Task to carry out:
Reproduce the items from the line with "esg3-ip-bl: 192.168.200.1/24 <box>358" to the line with "esg1-node <box>348 204 376 232</box>", renaming "servidor virtual" as "servidor VIP" and leaving everything else unchanged. Give only those lines.

-- start of Listed records --

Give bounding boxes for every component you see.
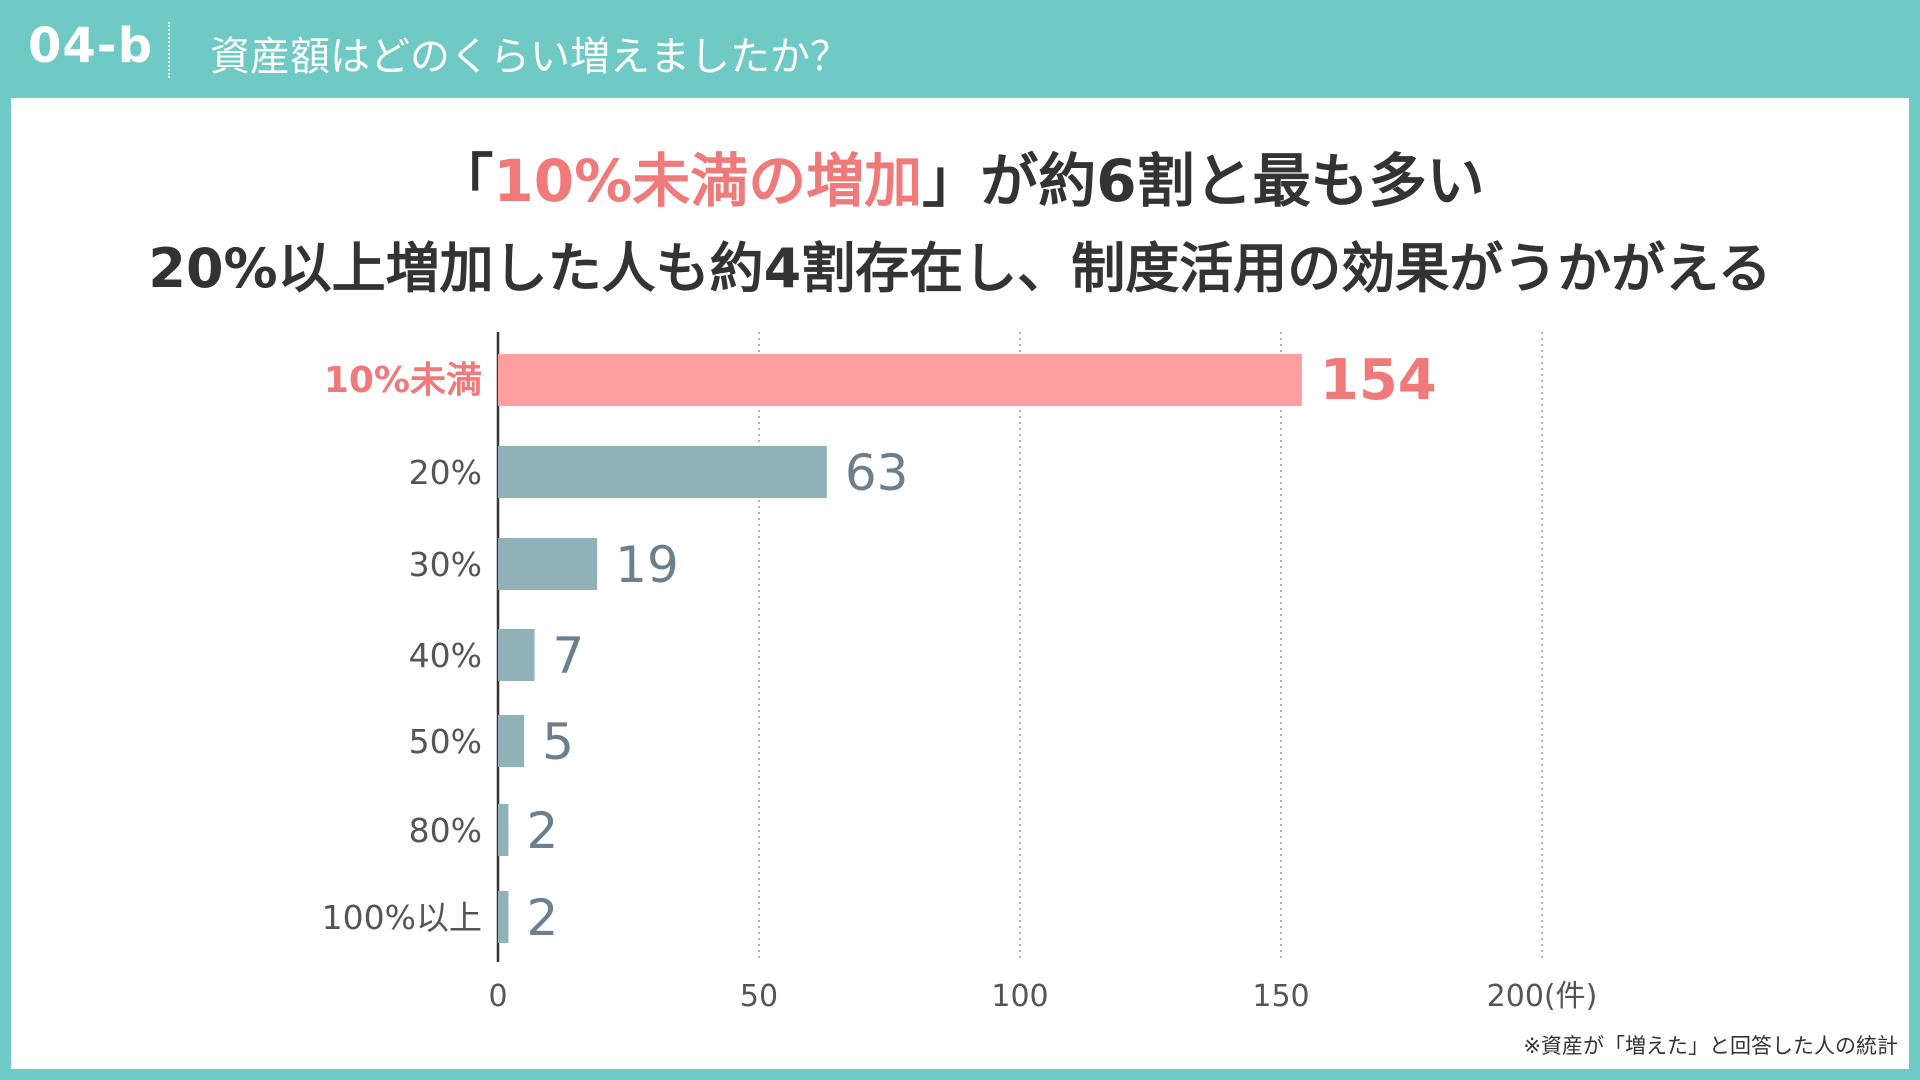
category-label: 30% <box>409 545 482 584</box>
headline-line-2: 20%以上増加した人も約4割存在し、制度活用の効果がうかがえる <box>148 237 1772 300</box>
bar <box>498 354 1302 406</box>
category-label: 40% <box>409 636 482 675</box>
headline-rest: 」が約6割と最も多い <box>922 147 1485 215</box>
bar <box>498 804 509 856</box>
value-label: 154 <box>1320 348 1437 413</box>
category-label: 50% <box>409 722 482 761</box>
header-divider <box>168 22 170 78</box>
section-question: 資産額はどのくらい増えましたか？ <box>210 34 850 80</box>
headline-line-1: 「10%未満の増加」が約6割と最も多い <box>0 134 1920 218</box>
x-tick-label: 0 <box>488 979 507 1014</box>
category-label: 100%以上 <box>322 898 482 937</box>
value-label: 2 <box>526 802 558 860</box>
headline-open-bracket: 「 <box>435 147 494 215</box>
value-label: 2 <box>526 889 558 947</box>
x-tick-label: 50 <box>740 979 778 1014</box>
footnote: ※資産が「増えた」と回答した人の統計 <box>1523 1034 1898 1058</box>
section-number: 04-b <box>28 18 154 74</box>
value-label: 7 <box>553 627 585 685</box>
content-panel <box>11 98 1909 1069</box>
x-tick-label: 200(件) <box>1487 979 1598 1014</box>
header-bar: 04-b 資産額はどのくらい増えましたか？ <box>0 0 1920 98</box>
category-label: 10%未満 <box>324 360 482 401</box>
bar <box>498 629 535 681</box>
category-label: 80% <box>409 811 482 850</box>
value-label: 19 <box>615 536 679 594</box>
headline-highlight: 10%未満の増加 <box>493 147 923 215</box>
x-tick-label: 100 <box>991 979 1048 1014</box>
value-label: 63 <box>845 444 909 502</box>
value-label: 5 <box>542 713 574 771</box>
bar <box>498 538 598 590</box>
category-label: 20% <box>409 453 482 492</box>
bar <box>498 715 525 767</box>
bar <box>498 446 827 498</box>
bar <box>498 891 509 943</box>
x-tick-label: 150 <box>1252 979 1309 1014</box>
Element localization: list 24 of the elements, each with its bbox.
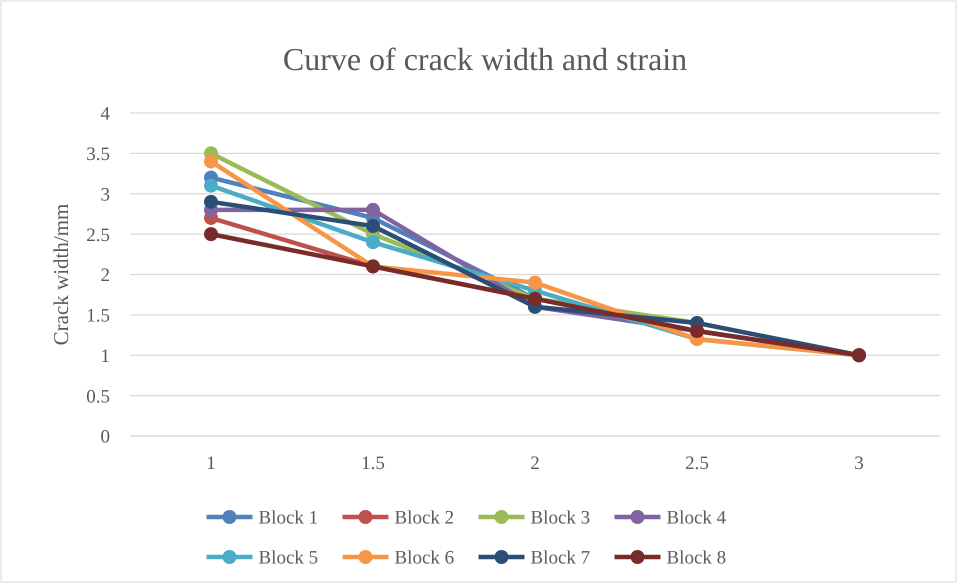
legend-label: Block 6 (394, 548, 454, 569)
legend-label: Block 2 (394, 508, 454, 529)
y-tick-label: 3 (100, 184, 110, 206)
y-tick-label: 2 (100, 265, 110, 286)
y-tick-label: 0 (100, 426, 110, 448)
x-tick-label: 2 (530, 453, 540, 474)
y-tick-label: 1.5 (86, 306, 110, 327)
x-tick-label: 1.5 (361, 453, 385, 474)
chart-title: Curve of crack width and strain (282, 41, 688, 77)
x-tick-label: 2.5 (685, 453, 709, 474)
legend-label: Block 1 (258, 508, 318, 529)
x-tick-label: 3 (854, 453, 864, 474)
legend-label: Block 8 (666, 548, 726, 569)
legend-label: Block 5 (258, 548, 318, 569)
legend-label: Block 3 (530, 508, 590, 529)
y-tick-label: 0.5 (86, 386, 110, 408)
y-axis-title: Crack width/mm (49, 204, 73, 346)
legend-label: Block 7 (530, 548, 590, 569)
x-tick-label: 1 (206, 453, 216, 474)
y-tick-label: 1 (100, 346, 110, 367)
y-tick-label: 2.5 (86, 224, 110, 246)
y-tick-label: 4 (100, 104, 110, 125)
legend-label: Block 4 (666, 508, 727, 529)
y-tick-label: 3.5 (86, 144, 110, 166)
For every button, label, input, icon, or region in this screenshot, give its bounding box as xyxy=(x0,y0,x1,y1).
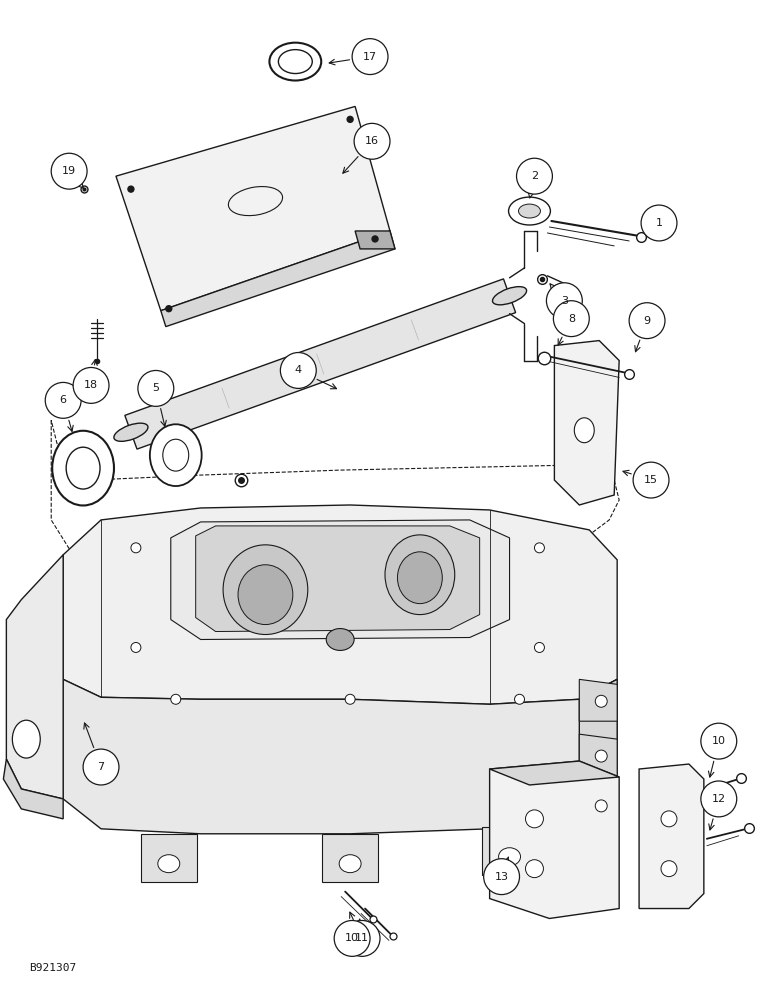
Polygon shape xyxy=(63,505,617,704)
Polygon shape xyxy=(141,834,197,882)
Circle shape xyxy=(547,283,582,319)
Circle shape xyxy=(526,860,543,878)
Text: 2: 2 xyxy=(531,171,538,181)
Text: 4: 4 xyxy=(295,365,302,375)
Text: 11: 11 xyxy=(355,933,369,943)
Ellipse shape xyxy=(12,720,40,758)
Text: 1: 1 xyxy=(655,218,662,228)
Circle shape xyxy=(526,810,543,828)
Circle shape xyxy=(83,749,119,785)
Text: 10: 10 xyxy=(712,736,726,746)
Polygon shape xyxy=(6,555,63,799)
Circle shape xyxy=(171,694,181,704)
Ellipse shape xyxy=(385,535,455,615)
Circle shape xyxy=(138,370,174,406)
Polygon shape xyxy=(489,761,619,785)
Ellipse shape xyxy=(114,423,148,441)
Ellipse shape xyxy=(493,287,527,305)
Ellipse shape xyxy=(327,629,354,650)
Polygon shape xyxy=(195,526,479,632)
Text: 15: 15 xyxy=(644,475,658,485)
Circle shape xyxy=(128,186,134,192)
Ellipse shape xyxy=(163,439,188,471)
Ellipse shape xyxy=(52,431,114,505)
Circle shape xyxy=(641,205,677,241)
Ellipse shape xyxy=(509,197,550,225)
Polygon shape xyxy=(125,279,516,449)
Ellipse shape xyxy=(66,447,100,489)
Ellipse shape xyxy=(238,565,293,625)
Ellipse shape xyxy=(519,204,540,218)
Circle shape xyxy=(166,306,172,312)
Polygon shape xyxy=(579,784,617,826)
Polygon shape xyxy=(3,759,63,819)
Circle shape xyxy=(131,642,141,652)
Circle shape xyxy=(516,158,553,194)
Circle shape xyxy=(661,811,677,827)
Text: 16: 16 xyxy=(365,136,379,146)
Circle shape xyxy=(280,353,317,388)
Circle shape xyxy=(344,920,380,956)
Circle shape xyxy=(534,543,544,553)
Ellipse shape xyxy=(574,418,594,443)
Text: 8: 8 xyxy=(567,314,575,324)
Circle shape xyxy=(701,723,736,759)
Ellipse shape xyxy=(398,552,442,604)
Polygon shape xyxy=(579,679,617,809)
Circle shape xyxy=(701,781,736,817)
Polygon shape xyxy=(579,734,617,776)
Ellipse shape xyxy=(339,855,361,873)
Polygon shape xyxy=(482,827,537,875)
Text: 19: 19 xyxy=(62,166,76,176)
Text: 3: 3 xyxy=(560,296,568,306)
Ellipse shape xyxy=(157,855,180,873)
Circle shape xyxy=(554,301,589,337)
Ellipse shape xyxy=(150,424,201,486)
Text: B921307: B921307 xyxy=(29,963,76,973)
Circle shape xyxy=(51,153,87,189)
Circle shape xyxy=(483,859,520,895)
Polygon shape xyxy=(322,834,378,882)
Circle shape xyxy=(514,694,524,704)
Text: 6: 6 xyxy=(59,395,66,405)
Circle shape xyxy=(345,694,355,704)
Circle shape xyxy=(347,116,353,122)
Polygon shape xyxy=(161,231,395,327)
Circle shape xyxy=(372,236,378,242)
Circle shape xyxy=(595,750,608,762)
Polygon shape xyxy=(579,679,617,721)
Text: 7: 7 xyxy=(97,762,104,772)
Text: 17: 17 xyxy=(363,52,377,62)
Polygon shape xyxy=(63,679,617,834)
Circle shape xyxy=(354,123,390,159)
Circle shape xyxy=(352,39,388,75)
Polygon shape xyxy=(116,106,390,311)
Text: 10: 10 xyxy=(345,933,359,943)
Circle shape xyxy=(633,462,669,498)
Circle shape xyxy=(534,642,544,652)
Ellipse shape xyxy=(499,848,520,866)
Polygon shape xyxy=(554,341,619,505)
Circle shape xyxy=(46,382,81,418)
Polygon shape xyxy=(639,764,704,909)
Polygon shape xyxy=(171,520,510,639)
Circle shape xyxy=(131,543,141,553)
Ellipse shape xyxy=(223,545,308,635)
Text: 12: 12 xyxy=(712,794,726,804)
Circle shape xyxy=(595,695,608,707)
Text: 18: 18 xyxy=(84,380,98,390)
Text: 9: 9 xyxy=(644,316,651,326)
Circle shape xyxy=(629,303,665,339)
Polygon shape xyxy=(355,231,395,249)
Polygon shape xyxy=(489,761,619,918)
Text: 5: 5 xyxy=(152,383,159,393)
Circle shape xyxy=(661,861,677,877)
Circle shape xyxy=(595,800,608,812)
Circle shape xyxy=(334,920,370,956)
Circle shape xyxy=(73,367,109,403)
Text: 13: 13 xyxy=(495,872,509,882)
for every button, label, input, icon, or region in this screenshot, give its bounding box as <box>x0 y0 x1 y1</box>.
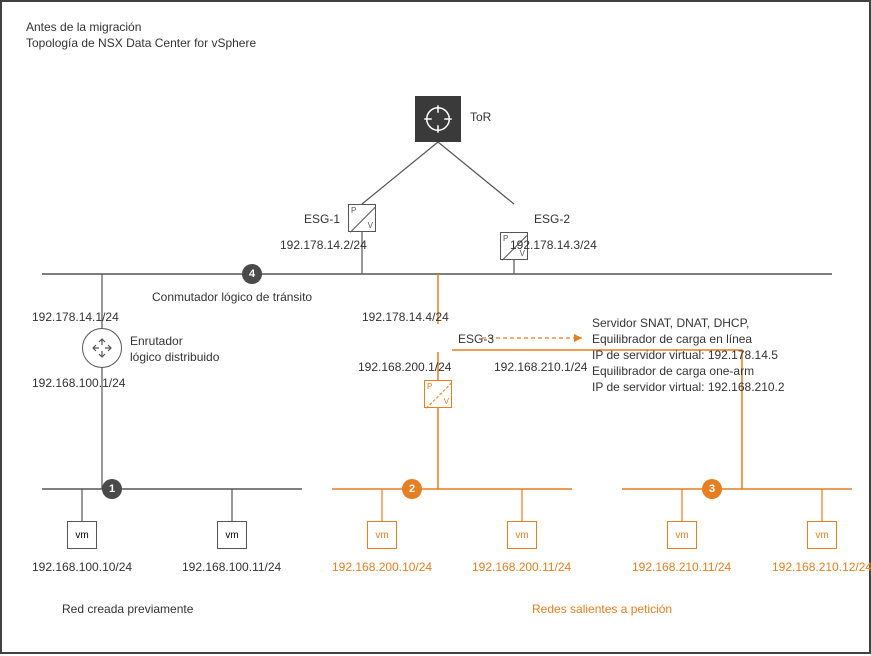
esg3-ip-bl: 192.168.200.1/24 <box>358 360 451 374</box>
vm-box-b: vm <box>217 521 247 549</box>
badge-3: 3 <box>702 479 722 499</box>
vm-box-d: vm <box>507 521 537 549</box>
tor-node <box>415 96 461 142</box>
esg3-desc-5: IP de servidor virtual: 192.168.210.2 <box>592 380 785 394</box>
esg3-label: ESG-3 <box>458 332 494 346</box>
vm-box-e: vm <box>667 521 697 549</box>
badge-1: 1 <box>102 479 122 499</box>
dlr-label-2: lógico distribuido <box>130 350 219 364</box>
esg3-desc-3: IP de servidor virtual: 192.178.14.5 <box>592 348 778 362</box>
esg1-label: ESG-1 <box>304 212 340 226</box>
diagram-frame: Antes de la migración Topología de NSX D… <box>0 0 871 654</box>
dlr-node <box>82 328 122 368</box>
dlr-ip-bot: 192.168.100.1/24 <box>32 376 125 390</box>
esg3-desc-4: Equilibrador de carga one-arm <box>592 364 754 378</box>
vm-ip-a: 192.168.100.10/24 <box>32 560 132 574</box>
transit-label: Conmutador lógico de tránsito <box>152 290 312 304</box>
vm-box-f: vm <box>807 521 837 549</box>
badge-2: 2 <box>402 479 422 499</box>
title-line2: Topología de NSX Data Center for vSphere <box>26 36 256 50</box>
router-icon <box>90 336 114 360</box>
crosshair-icon <box>423 104 453 134</box>
esg1-node <box>348 204 376 232</box>
dlr-ip-top: 192.178.14.1/24 <box>32 310 119 324</box>
tor-label: ToR <box>470 110 491 124</box>
vm-box-a: vm <box>67 521 97 549</box>
vm-box-c: vm <box>367 521 397 549</box>
net1-caption: Red creada previamente <box>62 602 193 616</box>
vm-ip-e: 192.168.210.11/24 <box>632 560 731 574</box>
title-line1: Antes de la migración <box>26 20 141 34</box>
esg3-desc-1: Servidor SNAT, DNAT, DHCP, <box>592 316 749 330</box>
vm-ip-d: 192.168.200.11/24 <box>472 560 571 574</box>
esg2-label: ESG-2 <box>534 212 570 226</box>
esg3-desc-2: Equilibrador de carga en línea <box>592 332 752 346</box>
dlr-label-1: Enrutador <box>130 334 183 348</box>
esg3-node <box>424 380 452 408</box>
net23-caption: Redes salientes a petición <box>532 602 672 616</box>
esg3-ip-top: 192.178.14.4/24 <box>362 310 449 324</box>
badge-4: 4 <box>242 264 262 284</box>
vm-ip-b: 192.168.100.11/24 <box>182 560 281 574</box>
vm-ip-c: 192.168.200.10/24 <box>332 560 432 574</box>
esg1-ip: 192.178.14.2/24 <box>280 238 367 252</box>
esg3-ip-br: 192.168.210.1/24 <box>494 360 587 374</box>
esg2-ip: 192.178.14.3/24 <box>510 238 597 252</box>
vm-ip-f: 192.168.210.12/24 <box>772 560 871 574</box>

-- end of Listed records --

Exercise solution:
esg3-ip-bl: 192.168.200.1/24 <box>358 360 451 374</box>
vm-box-b: vm <box>217 521 247 549</box>
badge-3: 3 <box>702 479 722 499</box>
vm-box-d: vm <box>507 521 537 549</box>
tor-node <box>415 96 461 142</box>
esg3-desc-5: IP de servidor VIP: 192.168.210.2 <box>592 380 785 394</box>
esg3-label: ESG-3 <box>458 332 494 346</box>
vm-box-e: vm <box>667 521 697 549</box>
badge-1: 1 <box>102 479 122 499</box>
dlr-label-2: lógico distribuido <box>130 350 219 364</box>
esg3-desc-3: IP de servidor VIP: 192.178.14.5 <box>592 348 778 362</box>
esg1-label: ESG-1 <box>304 212 340 226</box>
diagram-frame: Antes de la migración Topología de NSX D… <box>0 0 871 654</box>
dlr-node <box>82 328 122 368</box>
dlr-ip-bot: 192.168.100.1/24 <box>32 376 125 390</box>
esg3-desc-4: Equilibrador de carga one-arm <box>592 364 754 378</box>
vm-ip-a: 192.168.100.10/24 <box>32 560 132 574</box>
transit-label: Conmutador lógico de tránsito <box>152 290 312 304</box>
vm-box-f: vm <box>807 521 837 549</box>
badge-2: 2 <box>402 479 422 499</box>
title-line2: Topología de NSX Data Center for vSphere <box>26 36 256 50</box>
router-icon <box>90 336 114 360</box>
crosshair-icon <box>423 104 453 134</box>
esg1-node <box>348 204 376 232</box>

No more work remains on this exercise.